## INSTRUCTIONS FOR THE TASK
The data below should be printed in full, exactly, and without any of its images.

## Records
┄┄┄┄┄┄

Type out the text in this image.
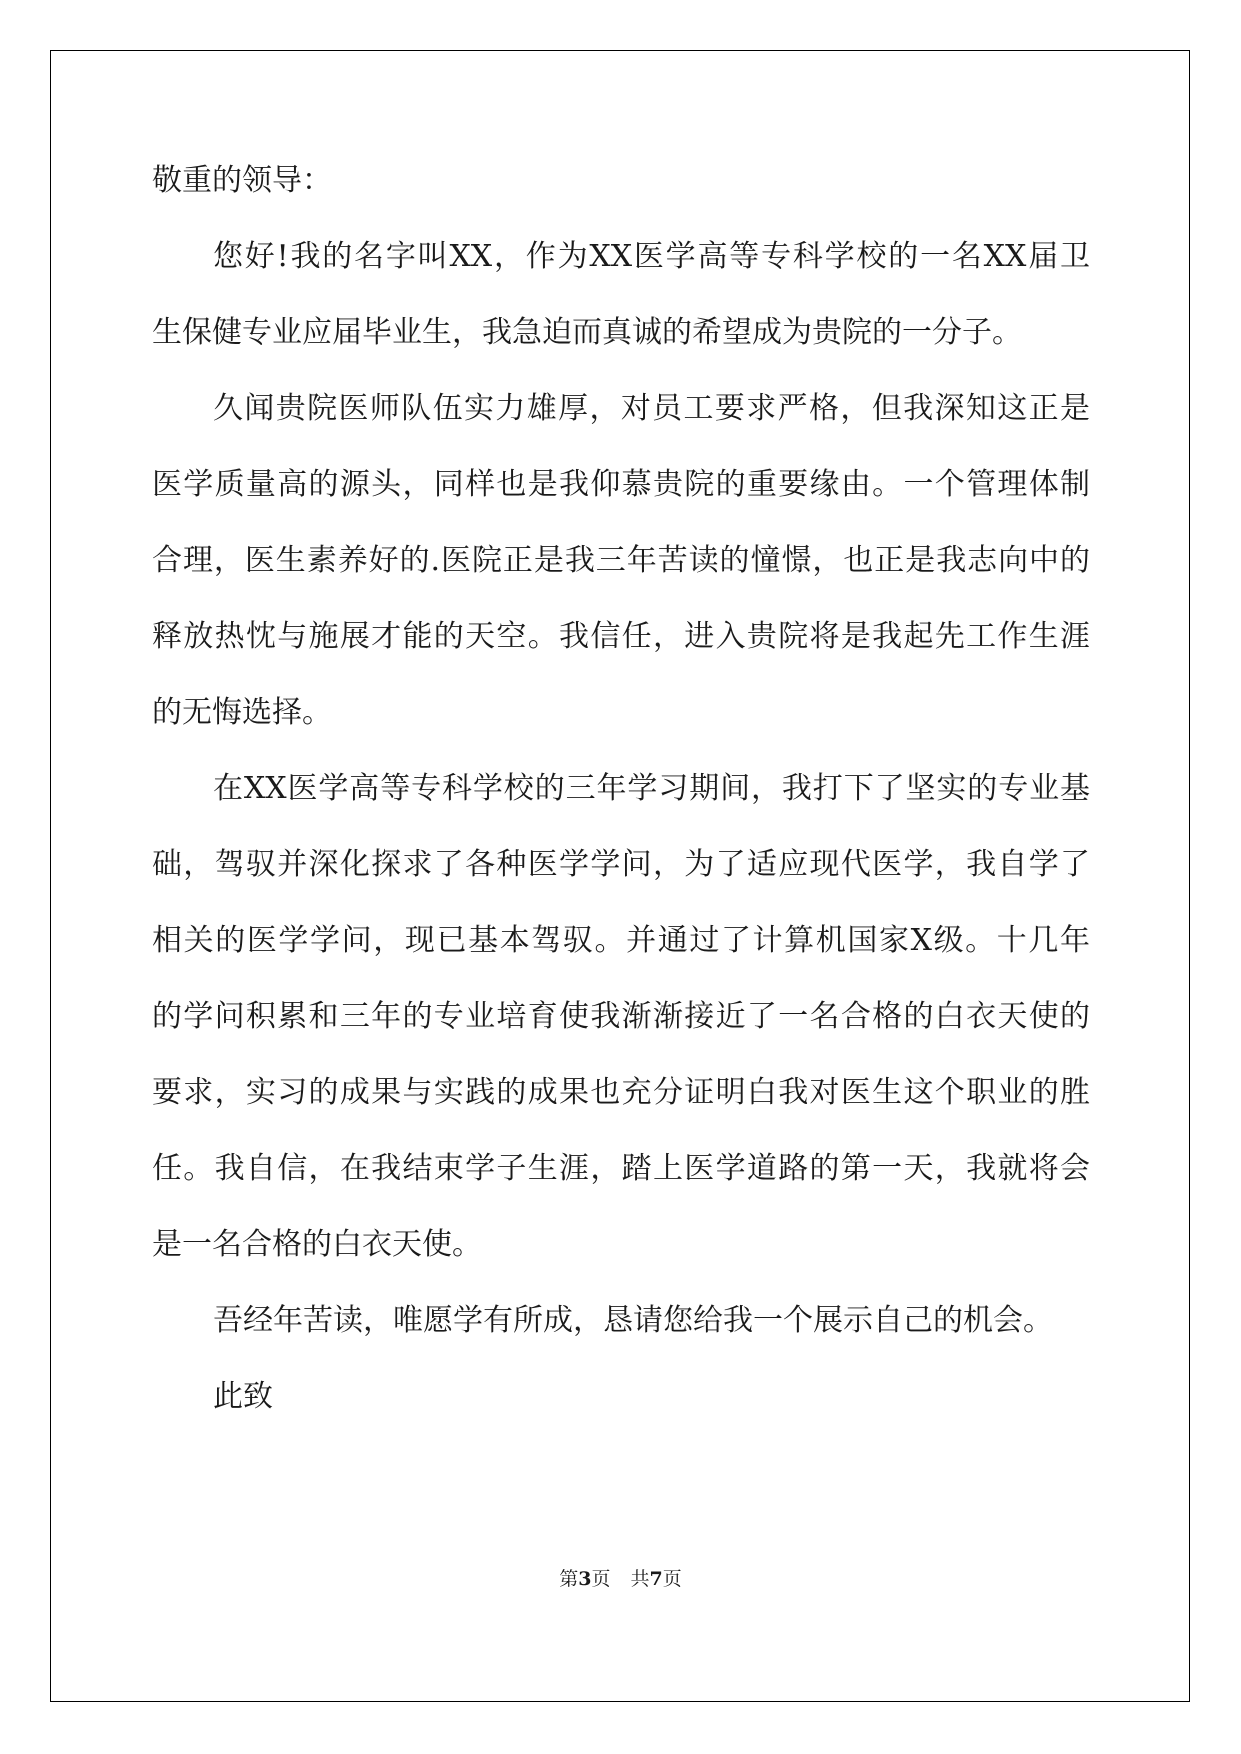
敬重的领导：
您好!我的名字叫XX，作为XX医学高等专科学校的一名XX届卫
生保健专业应届毕业生，我急迫而真诚的希望成为贵院的一分子。
久闻贵院医师队伍实力雄厚，对员工要求严格，但我深知这正是
医学质量高的源头，同样也是我仰慕贵院的重要缘由。一个管理体制
合理，医生素养好的.医院正是我三年苦读的憧憬，也正是我志向中的
释放热忱与施展才能的天空。我信任，进入贵院将是我起先工作生涯
的无悔选择。
在XX医学高等专科学校的三年学习期间，我打下了坚实的专业基
础，驾驭并深化探求了各种医学学问，为了适应现代医学，我自学了
相关的医学学问，现已基本驾驭。并通过了计算机国家X级。十几年
的学问积累和三年的专业培育使我渐渐接近了一名合格的白衣天使的
要求，实习的成果与实践的成果也充分证明白我对医生这个职业的胜
任。我自信，在我结束学子生涯，踏上医学道路的第一天，我就将会
是一名合格的白衣天使。
吾经年苦读，唯愿学有所成，恳请您给我一个展示自己的机会。
此致
第3页 共7页
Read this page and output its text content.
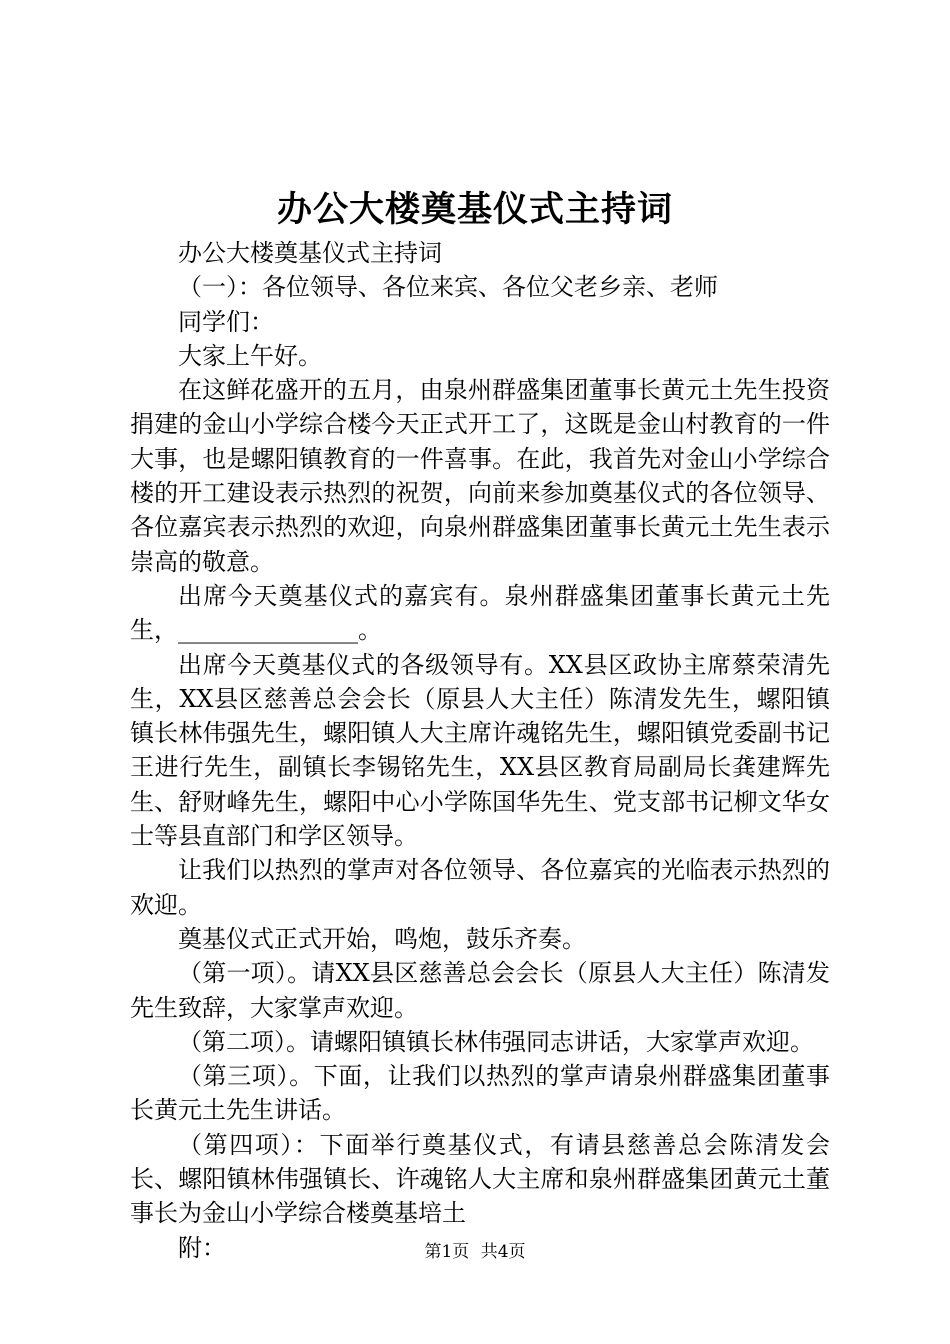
办公大楼奠基仪式主持词

办公大楼奠基仪式主持词

（一）：各位领导、各位来宾、各位父老乡亲、老师

同学们：

大家上午好。

在这鲜花盛开的五月，由泉州群盛集团董事长黄元土先生投资捐建的金山小学综合楼今天正式开工了，这既是金山村教育的一件大事，也是螺阳镇教育的一件喜事。在此，我首先对金山小学综合楼的开工建设表示热烈的祝贺，向前来参加奠基仪式的各位领导、各位嘉宾表示热烈的欢迎，向泉州群盛集团董事长黄元土先生表示崇高的敬意。

出席今天奠基仪式的嘉宾有。泉州群盛集团董事长黄元土先生，_______________。

出席今天奠基仪式的各级领导有。XX县区政协主席蔡荣清先生，XX县区慈善总会会长（原县人大主任）陈清发先生，螺阳镇镇长林伟强先生，螺阳镇人大主席许魂铭先生，螺阳镇党委副书记王进行先生，副镇长李锡铭先生，XX县区教育局副局长龚建辉先生、舒财峰先生，螺阳中心小学陈国华先生、党支部书记柳文华女士等县直部门和学区领导。

让我们以热烈的掌声对各位领导、各位嘉宾的光临表示热烈的欢迎。

奠基仪式正式开始，鸣炮，鼓乐齐奏。

（第一项）。请XX县区慈善总会会长（原县人大主任）陈清发先生致辞，大家掌声欢迎。

（第二项）。请螺阳镇镇长林伟强同志讲话，大家掌声欢迎。

（第三项）。下面，让我们以热烈的掌声请泉州群盛集团董事长黄元土先生讲话。

（第四项）：下面举行奠基仪式，有请县慈善总会陈清发会长、螺阳镇林伟强镇长、许魂铭人大主席和泉州群盛集团黄元土董事长为金山小学综合楼奠基培土

附：	第1页 共4页
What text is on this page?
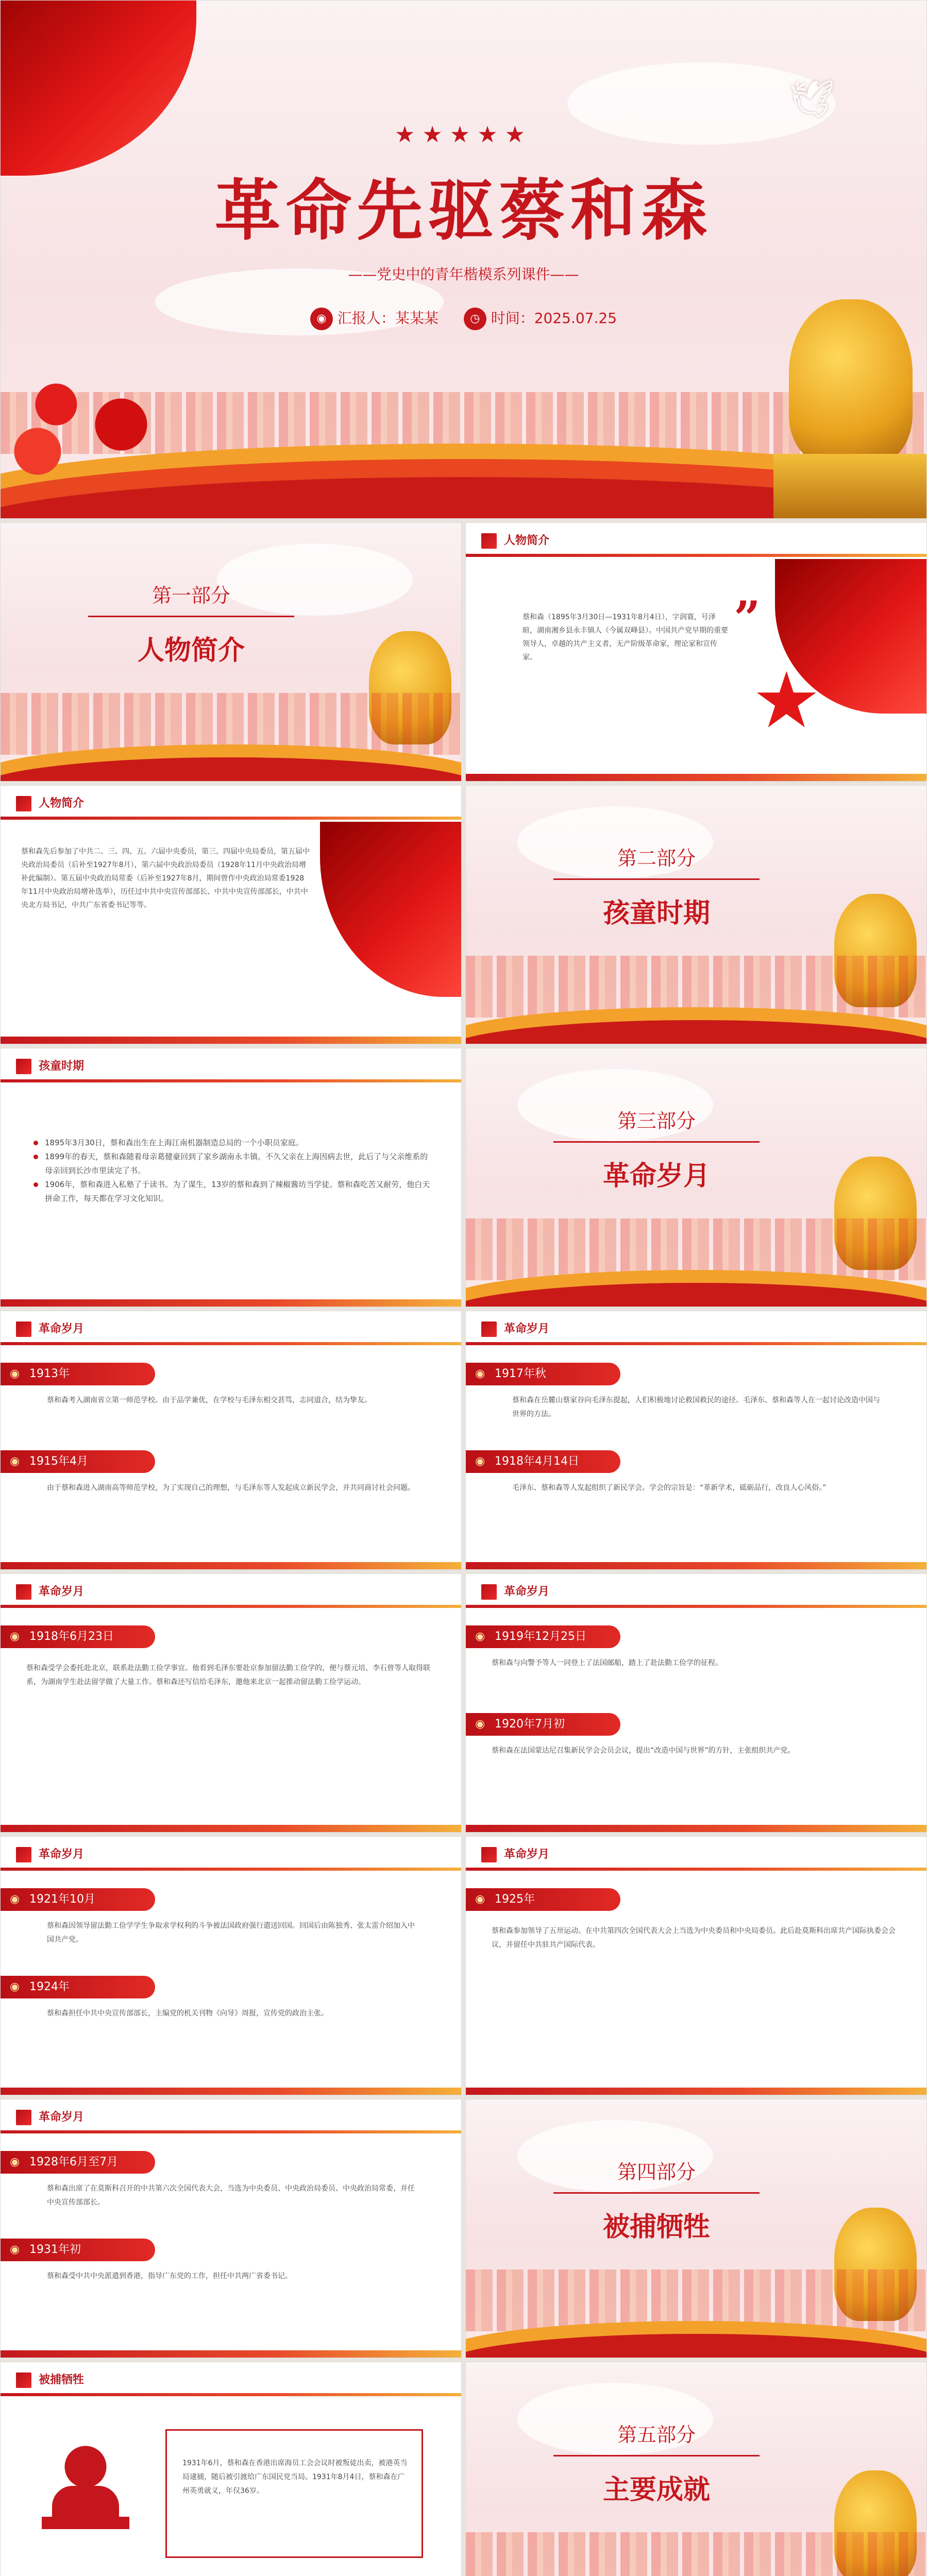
🕊
★★★★★
革命先驱蔡和森
——党史中的青年楷模系列课件——
◉ 汇报人：某某某	◷ 时间：2025.07.25
第一部分
人物简介
人物简介
蔡和森（1895年3月30日—1931年8月4日），字润寰，号泽暄，湖南湘乡县永丰镇人（今属双峰县）。中国共产党早期的重要领导人，卓越的共产主义者，无产阶级革命家，理论家和宣传家。
”
★
人物简介
蔡和森先后参加了中共二、三、四、五、六届中央委员，第三、四届中央局委员，第五届中央政治局委员（后补至1927年8月），第六届中央政治局委员（1928年11月中央政治局增补此编制）。第五届中央政治局常委（后补至1927年8月，期间曾作中央政治局常委1928年11月中央政治局增补选举），历任过中共中央宣传部部长、中共中央宣传部部长，中共中央北方局书记，中共广东省委书记等等。
第二部分
孩童时期
孩童时期
1895年3月30日，蔡和森出生在上海江南机器制造总局的一个小职员家庭。
1899年的春天，蔡和森随着母亲葛健豪回到了家乡湖南永丰镇。不久父亲在上海因病去世，此后了与父亲维系的母亲回到长沙市里读完了书。
1906年，蔡和森进入私塾了于读书。为了谋生，13岁的蔡和森到了辣椒酱坊当学徒。蔡和森吃苦又耐劳，他白天拼命工作，每天都在学习文化知识。
第三部分
革命岁月
革命岁月
◉ 1913年
蔡和森考入湖南省立第一师范学校。由于品学兼优，在学校与毛泽东相交甚笃，志同道合，结为挚友。
◉ 1915年4月
由于蔡和森进入湖南高等师范学校，为了实现自己的理想，与毛泽东等人发起成立新民学会，并共同商讨社会问题。
革命岁月
◉ 1917年秋
蔡和森在岳麓山蔡家谷向毛泽东提起，人们积极地讨论救国救民的途径。毛泽东、蔡和森等人在一起讨论改造中国与世界的方法。
◉ 1918年4月14日
毛泽东、蔡和森等人发起组织了新民学会。学会的宗旨是：“革新学术，砥砺品行，改良人心风俗。”
革命岁月
◉ 1918年6月23日
蔡和森受学会委托赴北京，联系赴法勤工俭学事宜。他看到毛泽东要赴京参加留法勤工俭学的，便与蔡元培、李石曾等人取得联系，为湖南学生赴法留学做了大量工作。蔡和森还写信给毛泽东，邀他来北京一起推动留法勤工俭学运动。
革命岁月
◉ 1919年12月25日
蔡和森与向警予等人一同登上了法国邮船，踏上了赴法勤工俭学的征程。
◉ 1920年7月初
蔡和森在法国蒙达尼召集新民学会会员会议，提出“改造中国与世界”的方针，主张组织共产党。
革命岁月
◉ 1921年10月
蔡和森因领导留法勤工俭学学生争取求学权利的斗争被法国政府强行遣送回国。回国后由陈独秀、张太雷介绍加入中国共产党。
◉ 1924年
蔡和森担任中共中央宣传部部长，主编党的机关刊物《向导》周报，宣传党的政治主张。
革命岁月
◉ 1925年
蔡和森参加领导了五卅运动。在中共第四次全国代表大会上当选为中央委员和中央局委员。此后赴莫斯科出席共产国际执委会会议，并留任中共驻共产国际代表。
革命岁月
◉ 1928年6月至7月
蔡和森出席了在莫斯科召开的中共第六次全国代表大会，当选为中央委员、中央政治局委员、中央政治局常委，并任中央宣传部部长。
◉ 1931年初
蔡和森受中共中央派遣到香港，指导广东党的工作，担任中共两广省委书记。
第四部分
被捕牺牲
被捕牺牲
1931年6月，蔡和森在香港出席海员工会会议时被叛徒出卖，被港英当局逮捕，随后被引渡给广东国民党当局。1931年8月4日，蔡和森在广州英勇就义，年仅36岁。
第五部分
主要成就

┄┄┄┄┄┄

## RESULT OF THIS TASK
Type out the text in this image.
敬重的领导：
您好!我的名字叫XX，作为XX医学高等专科学校的一名XX届卫
生保健专业应届毕业生，我急迫而真诚的希望成为贵院的一分子。
久闻贵院医师队伍实力雄厚，对员工要求严格，但我深知这正是
医学质量高的源头，同样也是我仰慕贵院的重要缘由。一个管理体制
合理，医生素养好的.医院正是我三年苦读的憧憬，也正是我志向中的
释放热忱与施展才能的天空。我信任，进入贵院将是我起先工作生涯
的无悔选择。
在XX医学高等专科学校的三年学习期间，我打下了坚实的专业基
础，驾驭并深化探求了各种医学学问，为了适应现代医学，我自学了
相关的医学学问，现已基本驾驭。并通过了计算机国家X级。十几年
的学问积累和三年的专业培育使我渐渐接近了一名合格的白衣天使的
要求，实习的成果与实践的成果也充分证明白我对医生这个职业的胜
任。我自信，在我结束学子生涯，踏上医学道路的第一天，我就将会
是一名合格的白衣天使。
吾经年苦读，唯愿学有所成，恳请您给我一个展示自己的机会。
此致
第3页 共7页
Read this page and output its text content.
办公大楼奠基仪式主持词

办公大楼奠基仪式主持词

（一）：各位领导、各位来宾、各位父老乡亲、老师

同学们：

大家上午好。

在这鲜花盛开的五月，由泉州群盛集团董事长黄元土先生投资捐建的金山小学综合楼今天正式开工了，这既是金山村教育的一件大事，也是螺阳镇教育的一件喜事。在此，我首先对金山小学综合楼的开工建设表示热烈的祝贺，向前来参加奠基仪式的各位领导、各位嘉宾表示热烈的欢迎，向泉州群盛集团董事长黄元土先生表示崇高的敬意。

出席今天奠基仪式的嘉宾有。泉州群盛集团董事长黄元土先生，_______________。

出席今天奠基仪式的各级领导有。XX县区政协主席蔡荣清先生，XX县区慈善总会会长（原县人大主任）陈清发先生，螺阳镇镇长林伟强先生，螺阳镇人大主席许魂铭先生，螺阳镇党委副书记王进行先生，副镇长李锡铭先生，XX县区教育局副局长龚建辉先生、舒财峰先生，螺阳中心小学陈国华先生、党支部书记柳文华女士等县直部门和学区领导。

让我们以热烈的掌声对各位领导、各位嘉宾的光临表示热烈的欢迎。

奠基仪式正式开始，鸣炮，鼓乐齐奏。

（第一项）。请XX县区慈善总会会长（原县人大主任）陈清发先生致辞，大家掌声欢迎。

（第二项）。请螺阳镇镇长林伟强同志讲话，大家掌声欢迎。

（第三项）。下面，让我们以热烈的掌声请泉州群盛集团董事长黄元土先生讲话。

（第四项）：下面举行奠基仪式，有请县慈善总会陈清发会长、螺阳镇林伟强镇长、许魂铭人大主席和泉州群盛集团黄元土董事长为金山小学综合楼奠基培土

附：	第1页 共4页
What text is on this page?
🕊
★★★★★
革命先驱蔡和森
——党史中的青年楷模系列课件——
◉ 汇报人：某某某	◷ 时间：2025.07.25
第一部分
人物简介
人物简介
蔡和森（1895年3月30日—1931年8月4日），字润寰，号泽暄，湖南湘乡县永丰镇人（今属双峰县）。中国共产党早期的重要领导人，卓越的共产主义者，无产阶级革命家，理论家和宣传家。
”
★
人物简介
蔡和森先后参加了中共二、三、四、五、六届中央委员，第三、四届中央局委员，第五届中央政治局委员（后补至1927年8月），第六届中央政治局委员（1928年11月中央政治局增补此编制）。第五届中央政治局常委（后补至1927年8月，期间曾作中央政治局常委1928年11月中央政治局增补选举），历任过中共中央宣传部部长、中共中央宣传部部长，中共中央北方局书记，中共广东省委书记等等。
第二部分
孩童时期
孩童时期
1895年3月30日，蔡和森出生在上海江南机器制造总局的一个小职员家庭。
1899年的春天，蔡和森随着母亲葛健豪回到了家乡湖南永丰镇。不久父亲在上海因病去世，此后了与父亲维系的母亲回到长沙市里读完了书。
1906年，蔡和森进入私塾了于读书。为了谋生，13岁的蔡和森到了辣椒酱坊当学徒。蔡和森吃苦又耐劳，他白天拼命工作，每天都在学习文化知识。
第三部分
革命岁月
革命岁月
◉ 1913年
蔡和森考入湖南省立第一师范学校。由于品学兼优，在学校与毛泽东相交甚笃，志同道合，结为挚友。
◉ 1915年4月
由于蔡和森进入湖南高等师范学校，为了实现自己的理想，与毛泽东等人发起成立新民学会，并共同商讨社会问题。
革命岁月
◉ 1917年秋
蔡和森在岳麓山蔡家谷向毛泽东提起，人们积极地讨论救国救民的途径。毛泽东、蔡和森等人在一起讨论改造中国与世界的方法。
◉ 1918年4月14日
毛泽东、蔡和森等人发起组织了新民学会。学会的宗旨是：“革新学术，砥砺品行，改良人心风俗。”
革命岁月
◉ 1918年6月23日
蔡和森受学会委托赴北京，联系赴法勤工俭学事宜。他看到毛泽东要赴京参加留法勤工俭学的，便与蔡元培、李石曾等人取得联系，为湖南学生赴法留学做了大量工作。蔡和森还写信给毛泽东，邀他来北京一起推动留法勤工俭学运动。
革命岁月
◉ 1919年12月25日
蔡和森与向警予等人一同登上了法国邮船，踏上了赴法勤工俭学的征程。
◉ 1920年7月初
蔡和森在法国蒙达尼召集新民学会会员会议，提出“改造中国与世界”的方针，主张组织共产党。
革命岁月
◉ 1921年10月
蔡和森因领导留法勤工俭学学生争取求学权利的斗争被法国政府强行遣送回国。回国后由陈独秀、张太雷介绍加入中国共产党。
◉ 1924年
蔡和森担任中共中央宣传部部长，主编党的机关刊物《向导》周报，宣传党的政治主张。
革命岁月
◉ 1925年
蔡和森参加领导了五卅运动。在中共第四次全国代表大会上当选为中央委员和中央局委员。此后赴莫斯科出席共产国际执委会会议，并留任中共驻共产国际代表。
革命岁月
◉ 1928年6月至7月
蔡和森出席了在莫斯科召开的中共第六次全国代表大会，当选为中央委员、中央政治局委员、中央政治局常委，并任中央宣传部部长。
◉ 1931年初
蔡和森受中共中央派遣到香港，指导广东党的工作，担任中共两广省委书记。
第四部分
被捕牺牲
被捕牺牲
1931年6月，蔡和森在香港出席海员工会会议时被叛徒出卖，被港英当局逮捕，随后被引渡给广东国民党当局。1931年8月4日，蔡和森在广州英勇就义，年仅36岁。
第五部分
主要成就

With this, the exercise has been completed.